[Stored records]
>> Start

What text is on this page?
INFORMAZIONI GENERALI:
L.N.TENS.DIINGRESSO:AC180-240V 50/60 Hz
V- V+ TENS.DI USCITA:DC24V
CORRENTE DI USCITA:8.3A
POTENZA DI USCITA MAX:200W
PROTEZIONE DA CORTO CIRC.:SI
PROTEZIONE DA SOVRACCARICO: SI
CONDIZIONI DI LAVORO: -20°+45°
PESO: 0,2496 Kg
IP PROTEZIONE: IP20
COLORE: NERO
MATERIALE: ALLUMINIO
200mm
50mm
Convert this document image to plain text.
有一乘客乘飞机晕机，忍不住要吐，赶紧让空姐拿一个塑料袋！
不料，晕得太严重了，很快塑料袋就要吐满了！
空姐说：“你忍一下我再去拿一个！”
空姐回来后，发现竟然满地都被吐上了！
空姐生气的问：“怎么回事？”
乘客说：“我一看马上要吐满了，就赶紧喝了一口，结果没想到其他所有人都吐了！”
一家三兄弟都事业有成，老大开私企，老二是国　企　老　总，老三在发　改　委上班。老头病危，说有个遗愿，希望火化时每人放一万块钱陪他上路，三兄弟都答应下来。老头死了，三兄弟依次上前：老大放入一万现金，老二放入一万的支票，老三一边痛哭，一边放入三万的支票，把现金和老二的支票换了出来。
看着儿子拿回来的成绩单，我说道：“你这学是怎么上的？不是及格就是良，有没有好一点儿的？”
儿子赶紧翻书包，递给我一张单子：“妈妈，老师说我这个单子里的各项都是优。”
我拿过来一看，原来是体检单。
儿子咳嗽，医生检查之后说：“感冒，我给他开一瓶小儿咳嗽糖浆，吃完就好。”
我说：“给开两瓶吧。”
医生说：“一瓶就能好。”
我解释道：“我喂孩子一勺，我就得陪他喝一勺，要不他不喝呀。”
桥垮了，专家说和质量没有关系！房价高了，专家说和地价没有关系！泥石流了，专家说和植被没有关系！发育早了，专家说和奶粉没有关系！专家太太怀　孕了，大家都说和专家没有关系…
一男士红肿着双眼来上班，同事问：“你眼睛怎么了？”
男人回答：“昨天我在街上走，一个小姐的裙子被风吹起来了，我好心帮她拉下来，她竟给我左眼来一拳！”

>> End

> **The task**
Each line of the material must be restated exactly.

> **Answer**
What text is on this page?
INFORMAZIONI GENERALI:
L.N.TENS.DIINGRESSO:AC180-240V 50/60 Hz
V- V+ TENS.DI USCITA:DC24V
CORRENTE DI USCITA:8.3A
POTENZA DI USCITA MAX:200W
PROTEZIONE DA CORTO CIRC.:SI
PROTEZIONE DA SOVRACCARICO: SI
CONDIZIONI DI LAVORO: -20°+45°
PESO: 0,2496 Kg
IP PROTEZIONE: IP20
COLORE: NERO
MATERIALE: ALLUMINIO
200mm
50mm
Convert this document image to plain text.
有一乘客乘飞机晕机，忍不住要吐，赶紧让空姐拿一个塑料袋！
不料，晕得太严重了，很快塑料袋就要吐满了！
空姐说：“你忍一下我再去拿一个！”
空姐回来后，发现竟然满地都被吐上了！
空姐生气的问：“怎么回事？”
乘客说：“我一看马上要吐满了，就赶紧喝了一口，结果没想到其他所有人都吐了！”
一家三兄弟都事业有成，老大开私企，老二是国　企　老　总，老三在发　改　委上班。老头病危，说有个遗愿，希望火化时每人放一万块钱陪他上路，三兄弟都答应下来。老头死了，三兄弟依次上前：老大放入一万现金，老二放入一万的支票，老三一边痛哭，一边放入三万的支票，把现金和老二的支票换了出来。
看着儿子拿回来的成绩单，我说道：“你这学是怎么上的？不是及格就是良，有没有好一点儿的？”
儿子赶紧翻书包，递给我一张单子：“妈妈，老师说我这个单子里的各项都是优。”
我拿过来一看，原来是体检单。
儿子咳嗽，医生检查之后说：“感冒，我给他开一瓶小儿咳嗽糖浆，吃完就好。”
我说：“给开两瓶吧。”
医生说：“一瓶就能好。”
我解释道：“我喂孩子一勺，我就得陪他喝一勺，要不他不喝呀。”
桥垮了，专家说和质量没有关系！房价高了，专家说和地价没有关系！泥石流了，专家说和植被没有关系！发育早了，专家说和奶粉没有关系！专家太太怀　孕了，大家都说和专家没有关系…
一男士红肿着双眼来上班，同事问：“你眼睛怎么了？”
男人回答：“昨天我在街上走，一个小姐的裙子被风吹起来了，我好心帮她拉下来，她竟给我左眼来一拳！”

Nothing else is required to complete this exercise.